> The exercise
Drop the pictures, then extract the listing word for word.

> Dataset records
------------------------------------------------------------------------

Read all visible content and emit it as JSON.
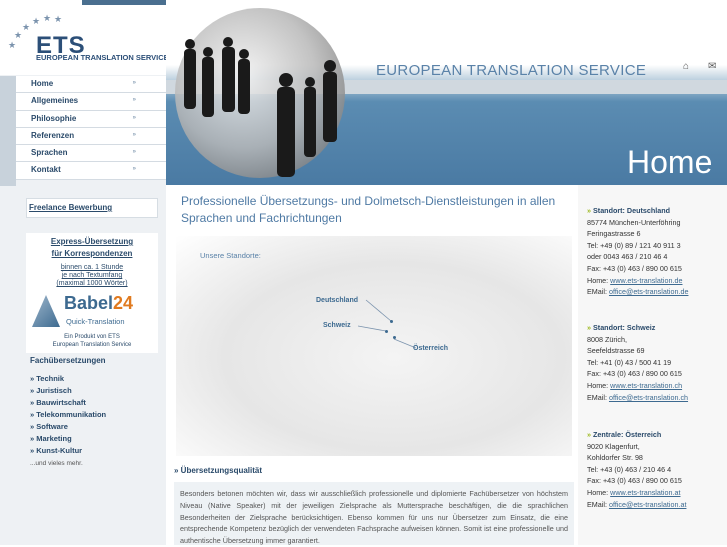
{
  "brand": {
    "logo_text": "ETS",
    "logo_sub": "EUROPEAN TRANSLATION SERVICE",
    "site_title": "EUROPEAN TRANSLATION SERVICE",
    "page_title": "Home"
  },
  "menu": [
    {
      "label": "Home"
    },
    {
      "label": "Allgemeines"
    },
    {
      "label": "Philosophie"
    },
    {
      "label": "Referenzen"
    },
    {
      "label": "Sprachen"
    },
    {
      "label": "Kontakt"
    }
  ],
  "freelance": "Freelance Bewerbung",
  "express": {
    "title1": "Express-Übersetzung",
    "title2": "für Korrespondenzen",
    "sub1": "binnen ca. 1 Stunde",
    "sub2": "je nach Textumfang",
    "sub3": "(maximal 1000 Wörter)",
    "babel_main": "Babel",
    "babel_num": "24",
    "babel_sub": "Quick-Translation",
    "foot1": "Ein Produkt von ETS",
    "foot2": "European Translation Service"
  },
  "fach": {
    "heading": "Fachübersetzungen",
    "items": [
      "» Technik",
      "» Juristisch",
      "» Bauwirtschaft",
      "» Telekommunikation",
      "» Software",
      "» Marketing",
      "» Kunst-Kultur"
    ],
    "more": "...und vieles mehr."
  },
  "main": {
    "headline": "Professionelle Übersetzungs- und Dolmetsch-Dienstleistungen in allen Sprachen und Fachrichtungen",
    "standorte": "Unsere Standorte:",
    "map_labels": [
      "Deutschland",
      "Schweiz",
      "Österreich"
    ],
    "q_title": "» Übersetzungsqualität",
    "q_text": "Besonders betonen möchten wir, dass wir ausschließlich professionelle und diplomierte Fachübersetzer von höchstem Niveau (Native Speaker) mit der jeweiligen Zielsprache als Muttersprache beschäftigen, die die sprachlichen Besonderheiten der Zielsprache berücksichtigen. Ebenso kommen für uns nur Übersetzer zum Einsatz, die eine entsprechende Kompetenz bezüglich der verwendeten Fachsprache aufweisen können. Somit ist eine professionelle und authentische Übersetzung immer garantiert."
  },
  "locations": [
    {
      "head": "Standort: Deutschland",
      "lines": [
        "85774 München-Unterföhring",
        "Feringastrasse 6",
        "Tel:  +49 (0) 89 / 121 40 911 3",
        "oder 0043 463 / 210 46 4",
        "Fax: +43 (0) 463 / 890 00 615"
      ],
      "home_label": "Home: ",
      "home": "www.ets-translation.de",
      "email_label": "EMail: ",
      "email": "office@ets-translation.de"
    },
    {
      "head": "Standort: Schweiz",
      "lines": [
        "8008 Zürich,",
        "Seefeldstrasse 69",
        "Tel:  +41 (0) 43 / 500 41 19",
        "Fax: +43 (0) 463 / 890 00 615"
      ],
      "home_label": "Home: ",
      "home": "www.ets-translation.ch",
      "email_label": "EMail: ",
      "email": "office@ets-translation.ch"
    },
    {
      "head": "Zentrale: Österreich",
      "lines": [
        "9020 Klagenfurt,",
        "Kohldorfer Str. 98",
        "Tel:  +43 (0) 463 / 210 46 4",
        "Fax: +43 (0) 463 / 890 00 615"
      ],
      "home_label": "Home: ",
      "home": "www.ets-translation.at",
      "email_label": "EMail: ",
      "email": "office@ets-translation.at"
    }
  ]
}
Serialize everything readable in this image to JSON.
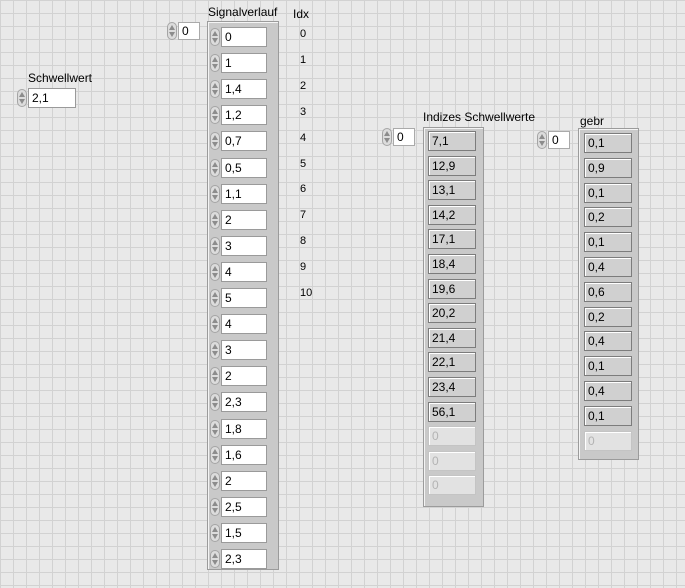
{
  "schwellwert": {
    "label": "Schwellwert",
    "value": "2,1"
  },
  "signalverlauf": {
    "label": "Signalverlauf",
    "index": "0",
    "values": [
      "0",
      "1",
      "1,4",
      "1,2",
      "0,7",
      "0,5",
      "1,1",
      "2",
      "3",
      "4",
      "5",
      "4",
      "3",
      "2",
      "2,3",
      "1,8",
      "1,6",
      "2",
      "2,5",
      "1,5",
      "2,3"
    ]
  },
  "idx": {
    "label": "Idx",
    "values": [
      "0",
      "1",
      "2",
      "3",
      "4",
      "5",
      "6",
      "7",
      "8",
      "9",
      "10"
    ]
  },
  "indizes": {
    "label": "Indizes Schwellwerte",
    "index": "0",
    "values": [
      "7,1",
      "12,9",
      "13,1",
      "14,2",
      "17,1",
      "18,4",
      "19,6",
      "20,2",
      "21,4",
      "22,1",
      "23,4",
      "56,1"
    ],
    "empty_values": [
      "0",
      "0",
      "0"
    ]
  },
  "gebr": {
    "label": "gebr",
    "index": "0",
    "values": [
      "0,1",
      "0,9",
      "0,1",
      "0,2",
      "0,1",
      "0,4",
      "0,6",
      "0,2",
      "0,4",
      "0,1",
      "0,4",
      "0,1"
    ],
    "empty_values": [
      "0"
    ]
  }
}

------------------------------------------------------------------------

> Answer to this exercise
Read all visible content and emit it as JSON.
{
  "brand": {
    "logo_text": "ETS",
    "logo_sub": "EUROPEAN TRANSLATION SERVICE",
    "site_title": "EUROPEAN TRANSLATION SERVICE",
    "page_title": "Home"
  },
  "menu": [
    {
      "label": "Home"
    },
    {
      "label": "Allgemeines"
    },
    {
      "label": "Philosophie"
    },
    {
      "label": "Referenzen"
    },
    {
      "label": "Sprachen"
    },
    {
      "label": "Kontakt"
    }
  ],
  "freelance": "Freelance Bewerbung",
  "express": {
    "title1": "Express-Übersetzung",
    "title2": "für Korrespondenzen",
    "sub1": "binnen ca. 1 Stunde",
    "sub2": "je nach Textumfang",
    "sub3": "(maximal 1000 Wörter)",
    "babel_main": "Babel",
    "babel_num": "24",
    "babel_sub": "Quick-Translation",
    "foot1": "Ein Produkt von ETS",
    "foot2": "European Translation Service"
  },
  "fach": {
    "heading": "Fachübersetzungen",
    "items": [
      "» Technik",
      "» Juristisch",
      "» Bauwirtschaft",
      "» Telekommunikation",
      "» Software",
      "» Marketing",
      "» Kunst-Kultur"
    ],
    "more": "...und vieles mehr."
  },
  "main": {
    "headline": "Professionelle Übersetzungs- und Dolmetsch-Dienstleistungen in allen Sprachen und Fachrichtungen",
    "standorte": "Unsere Standorte:",
    "map_labels": [
      "Deutschland",
      "Schweiz",
      "Österreich"
    ],
    "q_title": "» Übersetzungsqualität",
    "q_text": "Besonders betonen möchten wir, dass wir ausschließlich professionelle und diplomierte Fachübersetzer von höchstem Niveau (Native Speaker) mit der jeweiligen Zielsprache als Muttersprache beschäftigen, die die sprachlichen Besonderheiten der Zielsprache berücksichtigen. Ebenso kommen für uns nur Übersetzer zum Einsatz, die eine entsprechende Kompetenz bezüglich der verwendeten Fachsprache aufweisen können. Somit ist eine professionelle und authentische Übersetzung immer garantiert."
  },
  "locations": [
    {
      "head": "Standort: Deutschland",
      "lines": [
        "85774 München-Unterföhring",
        "Feringastrasse 6",
        "Tel:  +49 (0) 89 / 121 40 911 3",
        "oder 0043 463 / 210 46 4",
        "Fax: +43 (0) 463 / 890 00 615"
      ],
      "home_label": "Home: ",
      "home": "www.ets-translation.de",
      "email_label": "EMail: ",
      "email": "office@ets-translation.de"
    },
    {
      "head": "Standort: Schweiz",
      "lines": [
        "8008 Zürich,",
        "Seefeldstrasse 69",
        "Tel:  +41 (0) 43 / 500 41 19",
        "Fax: +43 (0) 463 / 890 00 615"
      ],
      "home_label": "Home: ",
      "home": "www.ets-translation.ch",
      "email_label": "EMail: ",
      "email": "office@ets-translation.ch"
    },
    {
      "head": "Zentrale: Österreich",
      "lines": [
        "9020 Klagenfurt,",
        "Kohldorfer Str. 98",
        "Tel:  +43 (0) 463 / 210 46 4",
        "Fax: +43 (0) 463 / 890 00 615"
      ],
      "home_label": "Home: ",
      "home": "www.ets-translation.at",
      "email_label": "EMail: ",
      "email": "office@ets-translation.at"
    }
  ]
}
Serialize everything readable in this image to JSON.
{
  "schwellwert": {
    "label": "Schwellwert",
    "value": "2,1"
  },
  "signalverlauf": {
    "label": "Signalverlauf",
    "index": "0",
    "values": [
      "0",
      "1",
      "1,4",
      "1,2",
      "0,7",
      "0,5",
      "1,1",
      "2",
      "3",
      "4",
      "5",
      "4",
      "3",
      "2",
      "2,3",
      "1,8",
      "1,6",
      "2",
      "2,5",
      "1,5",
      "2,3"
    ]
  },
  "idx": {
    "label": "Idx",
    "values": [
      "0",
      "1",
      "2",
      "3",
      "4",
      "5",
      "6",
      "7",
      "8",
      "9",
      "10"
    ]
  },
  "indizes": {
    "label": "Indizes Schwellwerte",
    "index": "0",
    "values": [
      "7,1",
      "12,9",
      "13,1",
      "14,2",
      "17,1",
      "18,4",
      "19,6",
      "20,2",
      "21,4",
      "22,1",
      "23,4",
      "56,1"
    ],
    "empty_values": [
      "0",
      "0",
      "0"
    ]
  },
  "gebr": {
    "label": "gebr",
    "index": "0",
    "values": [
      "0,1",
      "0,9",
      "0,1",
      "0,2",
      "0,1",
      "0,4",
      "0,6",
      "0,2",
      "0,4",
      "0,1",
      "0,4",
      "0,1"
    ],
    "empty_values": [
      "0"
    ]
  }
}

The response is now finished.